Collect each line of the entries that holds the string "修剪及时".

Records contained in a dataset
....
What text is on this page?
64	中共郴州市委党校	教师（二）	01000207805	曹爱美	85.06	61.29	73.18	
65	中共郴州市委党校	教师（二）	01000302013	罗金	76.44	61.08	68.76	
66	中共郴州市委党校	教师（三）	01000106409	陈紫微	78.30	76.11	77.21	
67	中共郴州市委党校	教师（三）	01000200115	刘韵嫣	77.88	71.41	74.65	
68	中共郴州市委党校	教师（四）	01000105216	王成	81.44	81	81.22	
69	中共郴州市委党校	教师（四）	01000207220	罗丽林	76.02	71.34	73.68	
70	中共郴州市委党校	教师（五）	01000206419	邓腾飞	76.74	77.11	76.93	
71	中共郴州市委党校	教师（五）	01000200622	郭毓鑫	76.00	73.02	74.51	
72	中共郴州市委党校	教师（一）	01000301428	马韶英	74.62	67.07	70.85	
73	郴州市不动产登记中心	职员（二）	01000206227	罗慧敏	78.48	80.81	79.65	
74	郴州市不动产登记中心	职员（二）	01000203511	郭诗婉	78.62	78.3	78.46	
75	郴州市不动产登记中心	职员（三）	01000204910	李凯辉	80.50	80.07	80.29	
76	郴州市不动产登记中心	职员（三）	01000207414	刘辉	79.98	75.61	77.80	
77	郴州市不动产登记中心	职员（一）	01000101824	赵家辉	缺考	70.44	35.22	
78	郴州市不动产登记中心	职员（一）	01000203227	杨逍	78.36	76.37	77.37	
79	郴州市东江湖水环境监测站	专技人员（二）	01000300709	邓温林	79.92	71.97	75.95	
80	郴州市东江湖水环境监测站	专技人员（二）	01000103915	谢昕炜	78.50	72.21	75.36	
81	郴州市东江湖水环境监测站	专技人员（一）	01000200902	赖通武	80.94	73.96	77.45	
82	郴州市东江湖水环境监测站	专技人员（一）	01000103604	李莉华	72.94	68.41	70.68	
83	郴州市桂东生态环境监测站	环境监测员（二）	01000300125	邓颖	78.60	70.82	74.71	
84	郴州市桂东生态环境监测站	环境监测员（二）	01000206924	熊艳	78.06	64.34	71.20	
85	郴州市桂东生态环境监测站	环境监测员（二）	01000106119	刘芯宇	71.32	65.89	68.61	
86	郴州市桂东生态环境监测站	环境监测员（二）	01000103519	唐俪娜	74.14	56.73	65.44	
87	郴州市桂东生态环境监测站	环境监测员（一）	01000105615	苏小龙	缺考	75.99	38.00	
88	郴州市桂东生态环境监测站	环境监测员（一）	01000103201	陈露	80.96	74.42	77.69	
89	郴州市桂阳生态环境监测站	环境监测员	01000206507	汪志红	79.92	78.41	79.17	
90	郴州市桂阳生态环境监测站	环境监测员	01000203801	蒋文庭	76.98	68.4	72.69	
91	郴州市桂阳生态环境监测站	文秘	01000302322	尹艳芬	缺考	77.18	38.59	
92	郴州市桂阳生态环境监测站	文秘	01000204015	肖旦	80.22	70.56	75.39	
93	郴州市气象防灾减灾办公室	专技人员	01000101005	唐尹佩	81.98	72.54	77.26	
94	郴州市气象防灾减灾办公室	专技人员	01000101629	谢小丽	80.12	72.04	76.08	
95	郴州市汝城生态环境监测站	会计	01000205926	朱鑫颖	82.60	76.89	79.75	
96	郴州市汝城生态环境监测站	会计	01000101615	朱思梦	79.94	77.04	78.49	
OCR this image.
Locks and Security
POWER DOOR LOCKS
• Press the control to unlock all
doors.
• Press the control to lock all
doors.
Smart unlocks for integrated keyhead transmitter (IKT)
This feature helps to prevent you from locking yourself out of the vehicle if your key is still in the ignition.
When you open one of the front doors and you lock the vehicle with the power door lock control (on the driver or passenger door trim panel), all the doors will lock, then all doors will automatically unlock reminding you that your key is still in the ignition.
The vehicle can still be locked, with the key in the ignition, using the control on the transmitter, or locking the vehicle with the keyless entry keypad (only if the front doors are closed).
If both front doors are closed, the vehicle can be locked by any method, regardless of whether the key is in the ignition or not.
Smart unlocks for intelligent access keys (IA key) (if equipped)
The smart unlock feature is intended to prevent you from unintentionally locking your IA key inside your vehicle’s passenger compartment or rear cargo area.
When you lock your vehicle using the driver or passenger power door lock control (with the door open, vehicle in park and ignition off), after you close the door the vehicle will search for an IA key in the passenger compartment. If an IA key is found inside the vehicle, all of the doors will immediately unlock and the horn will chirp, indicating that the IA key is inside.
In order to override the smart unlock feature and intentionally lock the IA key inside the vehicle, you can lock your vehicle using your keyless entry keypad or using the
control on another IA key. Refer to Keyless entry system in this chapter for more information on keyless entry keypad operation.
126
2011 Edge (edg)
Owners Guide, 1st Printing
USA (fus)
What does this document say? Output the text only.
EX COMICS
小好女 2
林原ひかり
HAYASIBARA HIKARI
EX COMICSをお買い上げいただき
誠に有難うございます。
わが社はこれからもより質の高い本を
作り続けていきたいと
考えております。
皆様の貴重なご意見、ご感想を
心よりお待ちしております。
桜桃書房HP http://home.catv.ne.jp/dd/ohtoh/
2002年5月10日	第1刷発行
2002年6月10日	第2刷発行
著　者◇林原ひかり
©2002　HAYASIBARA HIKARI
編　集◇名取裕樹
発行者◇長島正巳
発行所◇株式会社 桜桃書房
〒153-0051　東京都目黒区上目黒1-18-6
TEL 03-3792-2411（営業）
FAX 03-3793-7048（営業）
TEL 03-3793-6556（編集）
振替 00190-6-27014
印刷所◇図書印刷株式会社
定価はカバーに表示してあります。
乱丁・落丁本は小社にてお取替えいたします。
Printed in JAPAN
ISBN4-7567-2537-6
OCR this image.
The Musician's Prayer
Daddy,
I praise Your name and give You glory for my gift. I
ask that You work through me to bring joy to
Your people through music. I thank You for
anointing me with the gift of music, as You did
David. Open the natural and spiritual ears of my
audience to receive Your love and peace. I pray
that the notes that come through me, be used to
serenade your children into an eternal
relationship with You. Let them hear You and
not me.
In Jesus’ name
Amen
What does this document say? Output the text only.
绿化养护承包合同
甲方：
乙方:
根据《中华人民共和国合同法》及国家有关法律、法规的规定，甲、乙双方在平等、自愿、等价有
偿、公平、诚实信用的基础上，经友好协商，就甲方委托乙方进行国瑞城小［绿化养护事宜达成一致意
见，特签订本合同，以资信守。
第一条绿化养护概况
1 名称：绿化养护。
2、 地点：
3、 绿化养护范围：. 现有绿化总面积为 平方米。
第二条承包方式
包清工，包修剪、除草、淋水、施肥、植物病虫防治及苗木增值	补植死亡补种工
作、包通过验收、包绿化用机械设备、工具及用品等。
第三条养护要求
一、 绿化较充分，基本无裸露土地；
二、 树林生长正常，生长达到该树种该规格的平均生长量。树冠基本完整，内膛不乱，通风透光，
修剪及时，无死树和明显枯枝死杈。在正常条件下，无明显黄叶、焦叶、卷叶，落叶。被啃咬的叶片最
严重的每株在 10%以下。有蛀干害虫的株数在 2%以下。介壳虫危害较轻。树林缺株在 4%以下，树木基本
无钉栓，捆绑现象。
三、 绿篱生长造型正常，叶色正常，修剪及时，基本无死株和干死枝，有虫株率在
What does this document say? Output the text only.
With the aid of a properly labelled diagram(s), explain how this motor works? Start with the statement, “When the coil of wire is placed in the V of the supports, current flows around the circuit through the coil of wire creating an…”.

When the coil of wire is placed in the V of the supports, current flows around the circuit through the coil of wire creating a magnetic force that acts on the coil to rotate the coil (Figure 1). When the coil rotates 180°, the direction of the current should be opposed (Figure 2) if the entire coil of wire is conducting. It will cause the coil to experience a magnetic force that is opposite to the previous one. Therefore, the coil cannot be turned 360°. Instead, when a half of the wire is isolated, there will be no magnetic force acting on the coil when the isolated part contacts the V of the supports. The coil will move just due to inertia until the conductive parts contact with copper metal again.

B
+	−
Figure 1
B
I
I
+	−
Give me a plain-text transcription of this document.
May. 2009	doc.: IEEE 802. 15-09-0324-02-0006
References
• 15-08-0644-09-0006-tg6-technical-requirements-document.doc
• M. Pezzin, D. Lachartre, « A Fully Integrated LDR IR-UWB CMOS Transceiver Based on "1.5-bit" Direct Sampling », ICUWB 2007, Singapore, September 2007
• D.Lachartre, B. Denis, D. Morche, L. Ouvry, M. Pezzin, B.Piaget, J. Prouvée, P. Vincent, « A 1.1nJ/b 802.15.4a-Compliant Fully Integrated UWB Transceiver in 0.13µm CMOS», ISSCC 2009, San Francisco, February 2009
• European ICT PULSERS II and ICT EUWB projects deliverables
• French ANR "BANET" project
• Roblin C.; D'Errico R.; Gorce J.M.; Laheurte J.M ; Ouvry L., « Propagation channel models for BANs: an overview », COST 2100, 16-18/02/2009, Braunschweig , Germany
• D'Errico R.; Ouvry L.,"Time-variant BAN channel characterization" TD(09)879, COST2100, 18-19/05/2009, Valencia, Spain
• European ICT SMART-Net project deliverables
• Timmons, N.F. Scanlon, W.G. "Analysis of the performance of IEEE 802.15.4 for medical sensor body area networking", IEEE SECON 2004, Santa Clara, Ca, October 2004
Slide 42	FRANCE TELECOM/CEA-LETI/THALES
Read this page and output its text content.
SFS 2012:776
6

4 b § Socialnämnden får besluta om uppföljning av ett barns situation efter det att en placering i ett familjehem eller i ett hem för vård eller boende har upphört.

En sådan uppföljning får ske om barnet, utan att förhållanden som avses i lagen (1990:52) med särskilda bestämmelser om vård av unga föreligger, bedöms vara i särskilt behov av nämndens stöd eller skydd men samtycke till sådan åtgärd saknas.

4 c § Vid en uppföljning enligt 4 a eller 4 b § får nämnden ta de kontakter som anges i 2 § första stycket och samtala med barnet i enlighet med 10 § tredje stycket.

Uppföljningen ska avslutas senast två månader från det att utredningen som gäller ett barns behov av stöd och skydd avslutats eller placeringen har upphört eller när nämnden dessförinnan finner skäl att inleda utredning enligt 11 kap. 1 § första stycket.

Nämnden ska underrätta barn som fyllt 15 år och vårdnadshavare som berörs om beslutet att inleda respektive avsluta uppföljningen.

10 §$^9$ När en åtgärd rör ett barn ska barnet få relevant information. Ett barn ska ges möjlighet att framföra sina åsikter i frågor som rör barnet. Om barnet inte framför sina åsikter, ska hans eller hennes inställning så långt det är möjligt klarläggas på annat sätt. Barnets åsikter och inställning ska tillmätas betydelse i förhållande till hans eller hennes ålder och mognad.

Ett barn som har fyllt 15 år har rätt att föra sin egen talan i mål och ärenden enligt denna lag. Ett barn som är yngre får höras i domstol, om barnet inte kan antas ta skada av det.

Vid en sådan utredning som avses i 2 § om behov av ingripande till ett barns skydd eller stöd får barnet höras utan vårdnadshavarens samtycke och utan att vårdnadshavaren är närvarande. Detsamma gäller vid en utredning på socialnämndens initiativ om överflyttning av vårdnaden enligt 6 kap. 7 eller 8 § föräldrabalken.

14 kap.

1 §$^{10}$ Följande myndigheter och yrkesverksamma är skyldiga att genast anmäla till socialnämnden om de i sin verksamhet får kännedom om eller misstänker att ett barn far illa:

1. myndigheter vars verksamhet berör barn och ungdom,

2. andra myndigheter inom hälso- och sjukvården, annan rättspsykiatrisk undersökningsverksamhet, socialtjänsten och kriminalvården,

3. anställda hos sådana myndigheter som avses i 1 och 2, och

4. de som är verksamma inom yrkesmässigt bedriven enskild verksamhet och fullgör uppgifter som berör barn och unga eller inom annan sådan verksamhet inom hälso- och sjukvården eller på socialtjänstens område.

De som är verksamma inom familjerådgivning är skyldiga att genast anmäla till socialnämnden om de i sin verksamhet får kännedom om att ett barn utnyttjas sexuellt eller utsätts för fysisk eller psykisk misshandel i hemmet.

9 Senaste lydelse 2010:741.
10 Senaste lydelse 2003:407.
....
• [TASK SOLUTION]
修剪及时，无死树和明显枯枝死杈。在正常条件下，无明显黄叶、焦叶、卷叶，落叶。被啃咬的叶片最
三、 绿篱生长造型正常，叶色正常，修剪及时，基本无死株和干死枝，有虫株率在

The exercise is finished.